## TASK STATEMENT
Pick every line from the data that holds the word "tech".

## LISTED ENTRIES
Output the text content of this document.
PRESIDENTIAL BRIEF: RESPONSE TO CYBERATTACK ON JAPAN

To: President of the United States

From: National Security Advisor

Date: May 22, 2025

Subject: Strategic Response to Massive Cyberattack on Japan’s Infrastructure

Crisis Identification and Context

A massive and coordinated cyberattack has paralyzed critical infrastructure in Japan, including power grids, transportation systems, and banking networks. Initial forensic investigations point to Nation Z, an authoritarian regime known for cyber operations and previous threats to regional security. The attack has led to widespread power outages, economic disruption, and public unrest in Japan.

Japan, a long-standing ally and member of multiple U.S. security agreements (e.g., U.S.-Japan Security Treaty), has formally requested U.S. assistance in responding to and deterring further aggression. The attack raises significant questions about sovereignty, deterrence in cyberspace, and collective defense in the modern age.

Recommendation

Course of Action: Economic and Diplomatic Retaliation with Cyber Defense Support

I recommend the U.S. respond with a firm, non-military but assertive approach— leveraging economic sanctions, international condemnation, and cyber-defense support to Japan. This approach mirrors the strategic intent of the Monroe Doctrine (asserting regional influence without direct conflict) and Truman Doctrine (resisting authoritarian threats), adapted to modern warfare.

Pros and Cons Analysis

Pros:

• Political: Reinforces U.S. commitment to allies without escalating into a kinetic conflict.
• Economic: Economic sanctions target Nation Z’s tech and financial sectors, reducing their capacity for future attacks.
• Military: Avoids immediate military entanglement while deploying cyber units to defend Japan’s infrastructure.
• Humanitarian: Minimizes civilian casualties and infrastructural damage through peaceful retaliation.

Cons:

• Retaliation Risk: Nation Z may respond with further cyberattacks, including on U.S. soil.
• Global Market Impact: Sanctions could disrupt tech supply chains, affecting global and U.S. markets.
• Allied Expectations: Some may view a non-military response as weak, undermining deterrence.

...

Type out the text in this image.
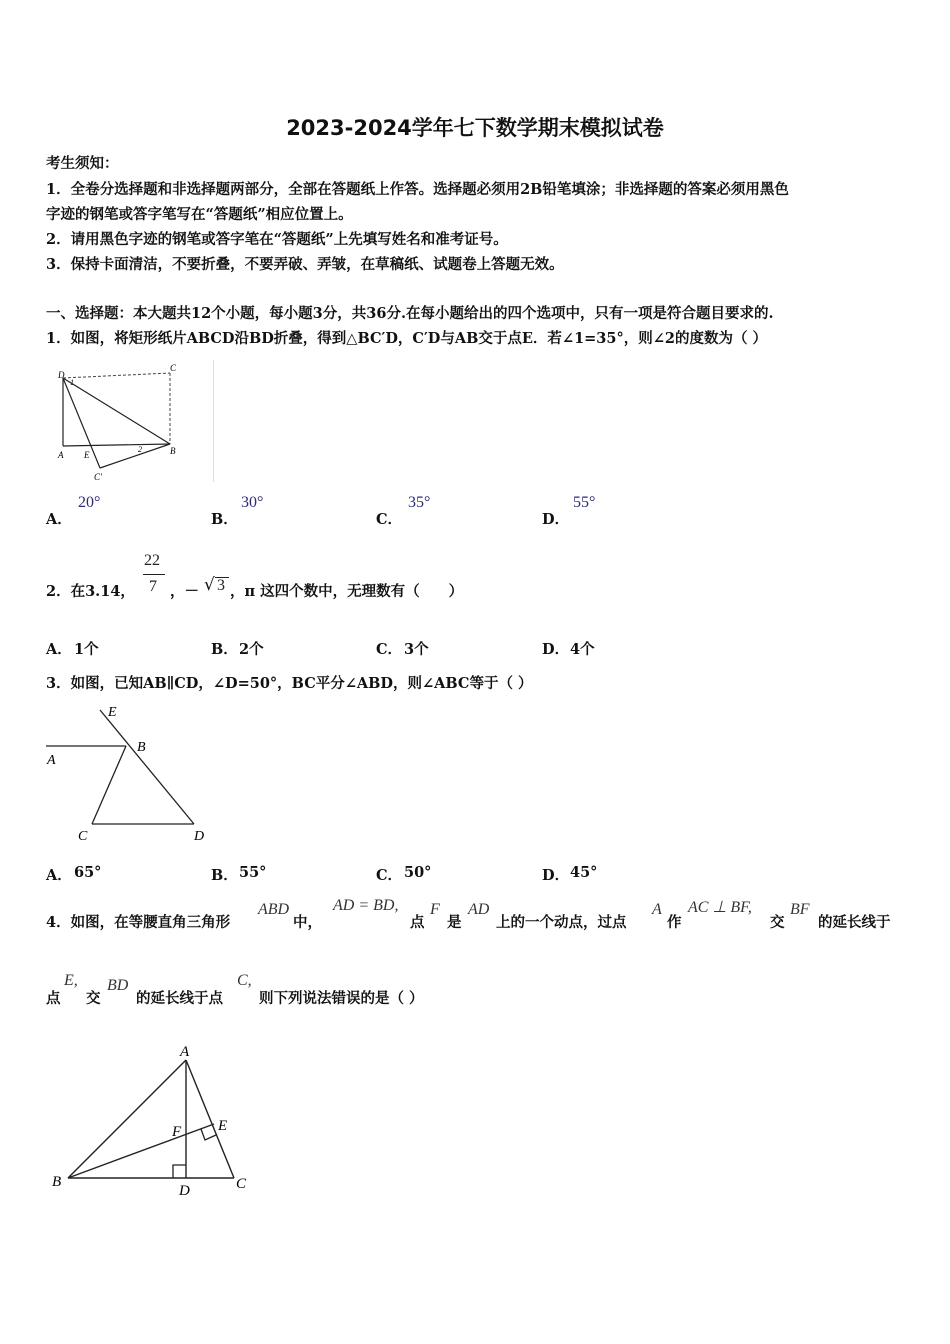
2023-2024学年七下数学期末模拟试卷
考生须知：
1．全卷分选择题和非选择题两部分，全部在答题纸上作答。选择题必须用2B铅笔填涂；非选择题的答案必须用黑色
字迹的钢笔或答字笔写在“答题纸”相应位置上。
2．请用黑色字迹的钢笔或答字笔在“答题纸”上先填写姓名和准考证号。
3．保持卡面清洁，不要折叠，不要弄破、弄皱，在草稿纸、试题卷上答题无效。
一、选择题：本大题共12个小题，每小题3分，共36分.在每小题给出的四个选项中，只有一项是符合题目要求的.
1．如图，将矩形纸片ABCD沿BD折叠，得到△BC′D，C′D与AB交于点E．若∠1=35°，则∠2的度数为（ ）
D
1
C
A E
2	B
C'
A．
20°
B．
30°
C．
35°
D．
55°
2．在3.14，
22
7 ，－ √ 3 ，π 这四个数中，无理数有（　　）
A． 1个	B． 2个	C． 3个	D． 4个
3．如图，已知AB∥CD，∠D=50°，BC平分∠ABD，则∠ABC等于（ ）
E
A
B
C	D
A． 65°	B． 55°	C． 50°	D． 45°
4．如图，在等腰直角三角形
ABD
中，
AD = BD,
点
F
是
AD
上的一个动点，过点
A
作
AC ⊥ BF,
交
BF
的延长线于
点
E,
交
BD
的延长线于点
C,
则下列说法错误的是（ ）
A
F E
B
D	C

## COMPLETED EXERCISE
• Economic: Economic sanctions target Nation Z’s tech and financial sectors, reducing their capacity for future attacks.
• Global Market Impact: Sanctions could disrupt tech supply chains, affecting global and U.S. markets.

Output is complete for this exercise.